## [WORK TO COMPLETE]
Extract the listing in its entirety, keeping each line identical to the original.

## [RECORDS PROVIDED]
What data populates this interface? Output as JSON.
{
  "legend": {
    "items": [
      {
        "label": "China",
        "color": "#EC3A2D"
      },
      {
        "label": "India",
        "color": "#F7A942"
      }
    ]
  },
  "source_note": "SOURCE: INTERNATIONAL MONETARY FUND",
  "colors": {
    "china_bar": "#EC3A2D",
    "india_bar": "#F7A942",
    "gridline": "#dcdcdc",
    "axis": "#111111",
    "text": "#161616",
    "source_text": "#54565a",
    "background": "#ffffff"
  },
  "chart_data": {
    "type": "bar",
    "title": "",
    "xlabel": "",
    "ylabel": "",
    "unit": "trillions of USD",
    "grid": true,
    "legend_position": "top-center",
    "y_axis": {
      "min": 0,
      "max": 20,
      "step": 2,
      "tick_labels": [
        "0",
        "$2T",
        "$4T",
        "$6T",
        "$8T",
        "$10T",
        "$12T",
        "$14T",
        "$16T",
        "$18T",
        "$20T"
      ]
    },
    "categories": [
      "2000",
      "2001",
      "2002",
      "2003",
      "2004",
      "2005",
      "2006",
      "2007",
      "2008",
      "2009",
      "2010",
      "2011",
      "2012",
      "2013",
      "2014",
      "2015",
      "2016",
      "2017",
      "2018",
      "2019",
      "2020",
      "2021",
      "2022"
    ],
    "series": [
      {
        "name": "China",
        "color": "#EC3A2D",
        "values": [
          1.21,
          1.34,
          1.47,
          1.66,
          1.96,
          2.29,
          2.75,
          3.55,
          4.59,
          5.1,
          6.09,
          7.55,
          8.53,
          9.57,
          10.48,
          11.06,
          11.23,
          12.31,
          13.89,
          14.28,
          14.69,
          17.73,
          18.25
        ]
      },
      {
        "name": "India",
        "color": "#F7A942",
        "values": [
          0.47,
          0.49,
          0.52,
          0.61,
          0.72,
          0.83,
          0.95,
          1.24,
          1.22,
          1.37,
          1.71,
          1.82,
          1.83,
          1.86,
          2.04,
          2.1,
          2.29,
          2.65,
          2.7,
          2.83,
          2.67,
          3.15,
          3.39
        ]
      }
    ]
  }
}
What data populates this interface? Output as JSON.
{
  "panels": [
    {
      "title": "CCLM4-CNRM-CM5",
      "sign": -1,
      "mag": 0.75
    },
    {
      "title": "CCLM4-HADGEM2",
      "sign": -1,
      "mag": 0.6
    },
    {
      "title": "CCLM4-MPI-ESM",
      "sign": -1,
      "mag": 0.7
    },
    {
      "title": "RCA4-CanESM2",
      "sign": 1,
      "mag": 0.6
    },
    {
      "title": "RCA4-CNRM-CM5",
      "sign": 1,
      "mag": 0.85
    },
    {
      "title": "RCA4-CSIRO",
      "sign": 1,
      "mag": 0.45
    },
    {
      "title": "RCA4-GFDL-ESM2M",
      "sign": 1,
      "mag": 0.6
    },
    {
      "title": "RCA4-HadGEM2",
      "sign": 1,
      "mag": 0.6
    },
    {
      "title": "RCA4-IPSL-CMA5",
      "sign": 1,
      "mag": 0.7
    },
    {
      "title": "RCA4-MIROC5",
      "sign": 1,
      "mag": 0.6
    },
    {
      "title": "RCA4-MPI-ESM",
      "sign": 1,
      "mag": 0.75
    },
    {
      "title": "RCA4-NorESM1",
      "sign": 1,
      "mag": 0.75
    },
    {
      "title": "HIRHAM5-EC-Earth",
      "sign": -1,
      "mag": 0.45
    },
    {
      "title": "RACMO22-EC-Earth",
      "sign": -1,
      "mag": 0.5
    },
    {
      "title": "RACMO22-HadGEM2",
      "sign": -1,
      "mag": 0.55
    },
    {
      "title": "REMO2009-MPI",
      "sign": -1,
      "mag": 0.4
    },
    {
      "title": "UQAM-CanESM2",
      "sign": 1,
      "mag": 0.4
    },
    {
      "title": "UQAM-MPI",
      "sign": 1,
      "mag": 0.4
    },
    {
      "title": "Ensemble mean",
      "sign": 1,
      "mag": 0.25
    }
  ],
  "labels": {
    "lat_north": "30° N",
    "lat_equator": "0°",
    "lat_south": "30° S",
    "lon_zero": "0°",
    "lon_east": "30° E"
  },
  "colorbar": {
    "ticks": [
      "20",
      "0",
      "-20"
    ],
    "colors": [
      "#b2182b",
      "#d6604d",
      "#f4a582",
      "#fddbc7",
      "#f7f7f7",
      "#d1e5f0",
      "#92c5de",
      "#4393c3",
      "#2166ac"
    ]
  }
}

## [RESULT]
What data populates this interface? Output as JSON.
{
  "legend": {
    "items": [
      {
        "label": "China",
        "color": "#EC3A2D"
      },
      {
        "label": "India",
        "color": "#F7A942"
      }
    ]
  },
  "source_note": "SOURCE: INTERNATIONAL MONETARY FUND",
  "colors": {
    "china_bar": "#EC3A2D",
    "india_bar": "#F7A942",
    "gridline": "#dcdcdc",
    "axis": "#111111",
    "text": "#161616",
    "source_text": "#54565a",
    "background": "#ffffff"
  },
  "chart_data": {
    "type": "bar",
    "title": "",
    "xlabel": "",
    "ylabel": "",
    "unit": "trillions of USD",
    "grid": true,
    "legend_position": "top-center",
    "y_axis": {
      "min": 0,
      "max": 20,
      "step": 2,
      "tick_labels": [
        "0",
        "$2T",
        "$4T",
        "$6T",
        "$8T",
        "$10T",
        "$12T",
        "$14T",
        "$16T",
        "$18T",
        "$20T"
      ]
    },
    "categories": [
      "2000",
      "2001",
      "2002",
      "2003",
      "2004",
      "2005",
      "2006",
      "2007",
      "2008",
      "2009",
      "2010",
      "2011",
      "2012",
      "2013",
      "2014",
      "2015",
      "2016",
      "2017",
      "2018",
      "2019",
      "2020",
      "2021",
      "2022"
    ],
    "series": [
      {
        "name": "China",
        "color": "#EC3A2D",
        "values": [
          1.21,
          1.34,
          1.47,
          1.66,
          1.96,
          2.29,
          2.75,
          3.55,
          4.59,
          5.1,
          6.09,
          7.55,
          8.53,
          9.57,
          10.48,
          11.06,
          11.23,
          12.31,
          13.89,
          14.28,
          14.69,
          17.73,
          18.25
        ]
      },
      {
        "name": "India",
        "color": "#F7A942",
        "values": [
          0.47,
          0.49,
          0.52,
          0.61,
          0.72,
          0.83,
          0.95,
          1.24,
          1.22,
          1.37,
          1.71,
          1.82,
          1.83,
          1.86,
          2.04,
          2.1,
          2.29,
          2.65,
          2.7,
          2.83,
          2.67,
          3.15,
          3.39
        ]
      }
    ]
  }
}
What data populates this interface? Output as JSON.
{
  "panels": [
    {
      "title": "CCLM4-CNRM-CM5",
      "sign": -1,
      "mag": 0.75
    },
    {
      "title": "CCLM4-HADGEM2",
      "sign": -1,
      "mag": 0.6
    },
    {
      "title": "CCLM4-MPI-ESM",
      "sign": -1,
      "mag": 0.7
    },
    {
      "title": "RCA4-CanESM2",
      "sign": 1,
      "mag": 0.6
    },
    {
      "title": "RCA4-CNRM-CM5",
      "sign": 1,
      "mag": 0.85
    },
    {
      "title": "RCA4-CSIRO",
      "sign": 1,
      "mag": 0.45
    },
    {
      "title": "RCA4-GFDL-ESM2M",
      "sign": 1,
      "mag": 0.6
    },
    {
      "title": "RCA4-HadGEM2",
      "sign": 1,
      "mag": 0.6
    },
    {
      "title": "RCA4-IPSL-CMA5",
      "sign": 1,
      "mag": 0.7
    },
    {
      "title": "RCA4-MIROC5",
      "sign": 1,
      "mag": 0.6
    },
    {
      "title": "RCA4-MPI-ESM",
      "sign": 1,
      "mag": 0.75
    },
    {
      "title": "RCA4-NorESM1",
      "sign": 1,
      "mag": 0.75
    },
    {
      "title": "HIRHAM5-EC-Earth",
      "sign": -1,
      "mag": 0.45
    },
    {
      "title": "RACMO22-EC-Earth",
      "sign": -1,
      "mag": 0.5
    },
    {
      "title": "RACMO22-HadGEM2",
      "sign": -1,
      "mag": 0.55
    },
    {
      "title": "REMO2009-MPI",
      "sign": -1,
      "mag": 0.4
    },
    {
      "title": "UQAM-CanESM2",
      "sign": 1,
      "mag": 0.4
    },
    {
      "title": "UQAM-MPI",
      "sign": 1,
      "mag": 0.4
    },
    {
      "title": "Ensemble mean",
      "sign": 1,
      "mag": 0.25
    }
  ],
  "labels": {
    "lat_north": "30° N",
    "lat_equator": "0°",
    "lat_south": "30° S",
    "lon_zero": "0°",
    "lon_east": "30° E"
  },
  "colorbar": {
    "ticks": [
      "20",
      "0",
      "-20"
    ],
    "colors": [
      "#b2182b",
      "#d6604d",
      "#f4a582",
      "#fddbc7",
      "#f7f7f7",
      "#d1e5f0",
      "#92c5de",
      "#4393c3",
      "#2166ac"
    ]
  }
}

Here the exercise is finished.